┌─ Listing

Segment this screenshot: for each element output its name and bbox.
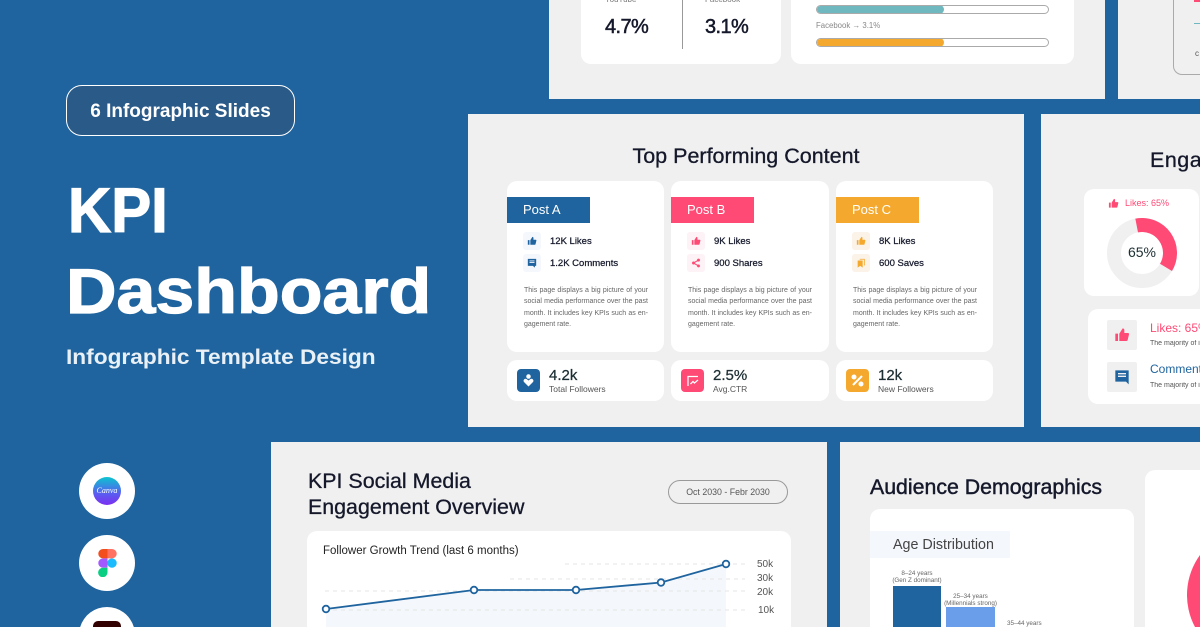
progress bar: orange [816,38,1049,47]
donut value: 65% [1128,244,1156,260]
label: 18-24 years: 8–24 years [901,570,933,577]
axis label: 20k: 20k [757,587,773,598]
stat: YouTube rate: 4.7% [605,16,648,38]
tag: Post C [836,197,919,223]
icon: saves [852,254,870,272]
card: cropped pie chart [1145,470,1200,627]
heading: Top Performing Content [632,144,860,168]
badge: 6 infographic slides [66,85,295,136]
left column: cover text [66,85,431,369]
description: month. It includes key KPIs such as en- [688,310,812,317]
label: Avg.CTR [713,384,747,394]
legend text fragment: c [1195,49,1199,58]
icon: comments [523,254,541,272]
card: age distribution [870,509,1134,627]
icon: likes [687,232,705,250]
donut chart [1107,218,1177,288]
card: platform progress bars [791,0,1074,64]
stat card: average CTR [671,360,829,401]
band: chart heading [870,531,1010,558]
label: 18-24 years: (Gen Z dominant) [892,577,942,584]
title line: Dashboard: Dashboard [66,257,431,327]
heading: Audience Demographics [870,475,1102,499]
card: outlined legend [1173,0,1200,75]
icon: likes [523,232,541,250]
description: This page displays a big picture of your [524,287,648,294]
icon: Canva badge [79,463,135,519]
description: gagement rate. [853,321,900,328]
icon: shares [687,254,705,272]
description: This page displays a big picture of your [688,287,812,294]
label: likes: Likes: 65% [1125,198,1169,208]
title line: KPI: KPI [68,176,168,246]
value: 4.2k [549,367,577,384]
icon: Canva badge: Canva [97,486,117,495]
panel: Top Performing Content [468,114,1024,427]
pie chart [1187,555,1200,627]
stat card: new followers [836,360,993,401]
label: 35-44 years: 35–44 years [1007,620,1042,627]
tag: Post B: Post B [687,202,725,217]
divider between platforms [682,0,683,49]
tag: Post A [507,197,590,223]
metric: likes: 12K Likes [550,236,592,247]
card: Post C [836,181,993,352]
tag: Post A: Post A [523,202,561,217]
legend mark: pink [1194,0,1200,2]
label: 18-24 years [892,570,942,584]
description: gagement rate. [688,321,735,328]
panel: cropped slide top right [1118,0,1200,99]
label: 25-34 years [944,593,997,607]
description: month. It includes key KPIs such as en- [853,310,977,317]
heading [308,469,525,519]
label: 25-34 years: (Millennials strong) [944,600,997,607]
caption: likes: The majority of i [1150,340,1200,347]
icon: percent [846,369,869,392]
axis label: 10k: 10k [758,605,774,616]
date range pill: Oct 2030 - Febr 2030 [686,487,770,497]
metric: likes: 9K Likes [714,236,750,247]
metric: saves: 600 Saves [879,258,924,269]
icon: comments [1107,362,1137,392]
icon: followers [517,369,540,392]
label: New Followers [878,384,934,394]
description [688,286,812,328]
panel: KPI Social Media Engagement Overview [271,442,827,627]
icon: likes [852,232,870,250]
icon: likes [1107,320,1137,350]
description: social media performance over the past [688,298,812,305]
value: 2.5% [713,367,747,384]
bar: 25-34 years [946,607,995,627]
line chart [322,560,745,627]
label: Total Followers [549,384,606,394]
progress bar: teal [816,5,1049,14]
heading: KPI Social Media [308,469,471,493]
icon: Figma badge [79,535,135,591]
description [524,286,648,328]
label: Facebook progress: Facebook → 3.1% [816,21,880,30]
card: likes donut [1084,189,1199,296]
card: follower growth [307,531,791,627]
chart title: Follower Growth Trend (last 6 months) [323,545,519,557]
axis label: 30k: 30k [757,573,773,584]
panel: Audience Demographics [840,442,1200,627]
metric: likes: 8K Likes [879,236,915,247]
description: social media performance over the past [853,298,977,305]
description [853,286,977,328]
value: 12k [878,367,902,384]
description: This page displays a big picture of your [853,287,977,294]
band: chart heading: Age Distribution [893,537,994,553]
legend mark: teal [1194,23,1200,24]
stat: Facebook rate: 3.1% [705,16,748,38]
card: Post B [671,181,829,352]
icon: third tool badge [80,607,134,627]
heading: Engagement Overview [308,495,524,519]
card: platform rates [581,0,781,64]
card: engagement breakdown [1088,309,1200,404]
tag: Post C: Post C [852,202,891,217]
bar: 18-24 years [893,586,941,627]
tag: Post B [671,197,754,223]
panel: cropped engagement slide [1041,114,1200,427]
stat card: total followers [507,360,664,401]
description: social media performance over the past [524,298,648,305]
badge: 6 infographic slides: 6 Infographic Slides [90,101,271,122]
axis label: 50k: 50k [757,559,773,570]
card: Post A [507,181,664,352]
description: month. It includes key KPIs such as en- [524,310,648,317]
date range pill [668,480,788,504]
subtitle: Infographic Template Design [66,345,376,369]
label: 25-34 years: 25–34 years [953,593,988,600]
caption: comments: The majority of i [1150,382,1200,389]
description: gagement rate. [524,321,571,328]
metric: shares: 900 Shares [714,258,763,269]
metric: comments: 1.2K Comments [550,258,618,269]
icon: CTR [681,369,704,392]
icon: thumbs up [1108,198,1118,208]
panel: top slide with platform engagement [549,0,1105,99]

└─

§ **Task details**
Rewrite all the lines above, replacing every instance of "stat card" with "metric card" and leaving everything else unchanged. Omit the pictures from your answer.

§ **Exercise result**
Segment this screenshot: for each element output its name and bbox.
progress bar: orange [816,38,1049,47]
donut value: 65% [1128,244,1156,260]
label: 18-24 years: 8–24 years [901,570,933,577]
axis label: 20k: 20k [757,587,773,598]
stat: YouTube rate: 4.7% [605,16,648,38]
tag: Post C [836,197,919,223]
icon: saves [852,254,870,272]
card: cropped pie chart [1145,470,1200,627]
heading: Top Performing Content [632,144,860,168]
badge: 6 infographic slides [66,85,295,136]
left column: cover text [66,85,431,369]
description: month. It includes key KPIs such as en- [688,310,812,317]
label: Avg.CTR [713,384,747,394]
legend text fragment: c [1195,49,1199,58]
icon: comments [523,254,541,272]
card: age distribution [870,509,1134,627]
icon: likes [687,232,705,250]
donut chart [1107,218,1177,288]
card: platform progress bars [791,0,1074,64]
metric card: average CTR [671,360,829,401]
band: chart heading [870,531,1010,558]
label: 18-24 years: (Gen Z dominant) [892,577,942,584]
title line: Dashboard: Dashboard [66,257,431,327]
heading: Audience Demographics [870,475,1102,499]
card: outlined legend [1173,0,1200,75]
icon: likes [523,232,541,250]
description: This page displays a big picture of your [524,287,648,294]
icon: Canva badge [79,463,135,519]
description: gagement rate. [853,321,900,328]
icon: shares [687,254,705,272]
description: This page displays a big picture of your [688,287,812,294]
label: likes: Likes: 65% [1125,198,1169,208]
title line: KPI: KPI [68,176,168,246]
value: 4.2k [549,367,577,384]
icon: Canva badge: Canva [97,486,117,495]
panel: Top Performing Content [468,114,1024,427]
pie chart [1187,555,1200,627]
metric card: new followers [836,360,993,401]
label: 35-44 years: 35–44 years [1007,620,1042,627]
tag: Post B: Post B [687,202,725,217]
divider between platforms [682,0,683,49]
tag: Post A [507,197,590,223]
metric: likes: 12K Likes [550,236,592,247]
card: Post C [836,181,993,352]
tag: Post A: Post A [523,202,561,217]
legend mark: pink [1194,0,1200,2]
label: 18-24 years [892,570,942,584]
description: gagement rate. [688,321,735,328]
panel: cropped slide top right [1118,0,1200,99]
label: 25-34 years [944,593,997,607]
description: month. It includes key KPIs such as en- [853,310,977,317]
heading [308,469,525,519]
label: 25-34 years: (Millennials strong) [944,600,997,607]
caption: likes: The majority of i [1150,340,1200,347]
icon: percent [846,369,869,392]
axis label: 10k: 10k [758,605,774,616]
date range pill: Oct 2030 - Febr 2030 [686,487,770,497]
metric: likes: 9K Likes [714,236,750,247]
metric: saves: 600 Saves [879,258,924,269]
icon: comments [1107,362,1137,392]
icon: followers [517,369,540,392]
label: New Followers [878,384,934,394]
description [688,286,812,328]
panel: KPI Social Media Engagement Overview [271,442,827,627]
icon: likes [852,232,870,250]
icon: likes [1107,320,1137,350]
description: social media performance over the past [688,298,812,305]
value: 2.5% [713,367,747,384]
bar: 25-34 years [946,607,995,627]
line chart [322,560,745,627]
label: Total Followers [549,384,606,394]
progress bar: teal [816,5,1049,14]
heading: KPI Social Media [308,469,471,493]
icon: Figma badge [79,535,135,591]
description [524,286,648,328]
label: Facebook progress: Facebook → 3.1% [816,21,880,30]
card: likes donut [1084,189,1199,296]
card: follower growth [307,531,791,627]
chart title: Follower Growth Trend (last 6 months) [323,545,519,557]
axis label: 30k: 30k [757,573,773,584]
panel: Audience Demographics [840,442,1200,627]
metric: likes: 8K Likes [879,236,915,247]
description: social media performance over the past [853,298,977,305]
description [853,286,977,328]
value: 12k [878,367,902,384]
description: This page displays a big picture of your [853,287,977,294]
band: chart heading: Age Distribution [893,537,994,553]
legend mark: teal [1194,23,1200,24]
stat: Facebook rate: 3.1% [705,16,748,38]
card: Post B [671,181,829,352]
icon: third tool badge [80,607,134,627]
heading: Engagement Overview [308,495,524,519]
card: platform rates [581,0,781,64]
card: engagement breakdown [1088,309,1200,404]
tag: Post C: Post C [852,202,891,217]
bar: 18-24 years [893,586,941,627]
tag: Post B [671,197,754,223]
panel: cropped engagement slide [1041,114,1200,427]
metric card: total followers [507,360,664,401]
description: social media performance over the past [524,298,648,305]
badge: 6 infographic slides: 6 Infographic Slides [90,101,271,122]
axis label: 50k: 50k [757,559,773,570]
card: Post A [507,181,664,352]
description: month. It includes key KPIs such as en- [524,310,648,317]
date range pill [668,480,788,504]
subtitle: Infographic Template Design [66,345,376,369]
label: 25-34 years: 25–34 years [953,593,988,600]
caption: comments: The majority of i [1150,382,1200,389]
description: gagement rate. [524,321,571,328]
metric: shares: 900 Shares [714,258,763,269]
metric: comments: 1.2K Comments [550,258,618,269]
icon: CTR [681,369,704,392]
icon: thumbs up [1108,198,1118,208]
panel: top slide with platform engagement [549,0,1105,99]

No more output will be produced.